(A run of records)
++++
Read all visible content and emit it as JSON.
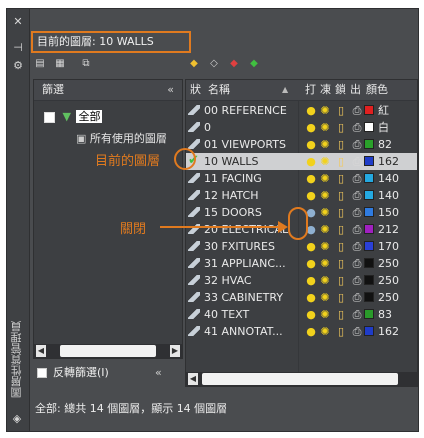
{
  "titlebar": {
    "vertical_title": "圖層性質管理員",
    "close_icon": "close-icon",
    "pin_icon": "autohide-icon",
    "settings_icon": "gear-icon"
  },
  "current_layer": {
    "text": "目前的圖層: 10 WALLS"
  },
  "filters": {
    "header": "篩選",
    "collapse": "«",
    "root": "全部",
    "child": "所有使用的圖層",
    "invert_label": "反轉篩選(I)",
    "invert_collapse": "«"
  },
  "grid": {
    "headers": {
      "status": "狀",
      "name": "名稱",
      "on": "打",
      "freeze": "凍",
      "lock": "鎖",
      "plot": "出",
      "color": "顏色"
    },
    "rows": [
      {
        "name": "00 REFERENCE",
        "color": "#e02020",
        "color_name": "紅",
        "on": true,
        "selected": false
      },
      {
        "name": "0",
        "color": "#ffffff",
        "color_name": "白",
        "on": true,
        "selected": false
      },
      {
        "name": "01 VIEWPORTS",
        "color": "#2aa02a",
        "color_name": "82",
        "on": true,
        "selected": false
      },
      {
        "name": "10 WALLS",
        "color": "#1f3cc8",
        "color_name": "162",
        "on": true,
        "selected": true
      },
      {
        "name": "11 FACING",
        "color": "#24a8e0",
        "color_name": "140",
        "on": true,
        "selected": false
      },
      {
        "name": "12 HATCH",
        "color": "#24a8e0",
        "color_name": "140",
        "on": true,
        "selected": false
      },
      {
        "name": "15 DOORS",
        "color": "#2f7be0",
        "color_name": "150",
        "on": false,
        "selected": false
      },
      {
        "name": "20 ELECTRICAL",
        "color": "#a020c0",
        "color_name": "212",
        "on": false,
        "selected": false
      },
      {
        "name": "30 FXITURES",
        "color": "#2a40d8",
        "color_name": "170",
        "on": true,
        "selected": false
      },
      {
        "name": "31  APPLIANC...",
        "color": "#111111",
        "color_name": "250",
        "on": true,
        "selected": false
      },
      {
        "name": "32 HVAC",
        "color": "#111111",
        "color_name": "250",
        "on": true,
        "selected": false
      },
      {
        "name": "33 CABINETRY",
        "color": "#111111",
        "color_name": "250",
        "on": true,
        "selected": false
      },
      {
        "name": "40 TEXT",
        "color": "#2a9a2a",
        "color_name": "83",
        "on": true,
        "selected": false
      },
      {
        "name": "41 ANNOTAT...",
        "color": "#1f3cc8",
        "color_name": "162",
        "on": true,
        "selected": false
      }
    ]
  },
  "annotations": {
    "current_layer_label": "目前的圖層",
    "off_label": "關閉"
  },
  "footer": {
    "text": "全部: 總共 14 個圖層，顯示 14 個圖層"
  },
  "colors": {
    "accent": "#e07a1f",
    "panel_bg": "#4a4c4f"
  }
}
++++
Show all lines in the entries above where the word "icon" appears.

    "close_icon": "close-icon",
    "pin_icon": "autohide-icon",
    "settings_icon": "gear-icon"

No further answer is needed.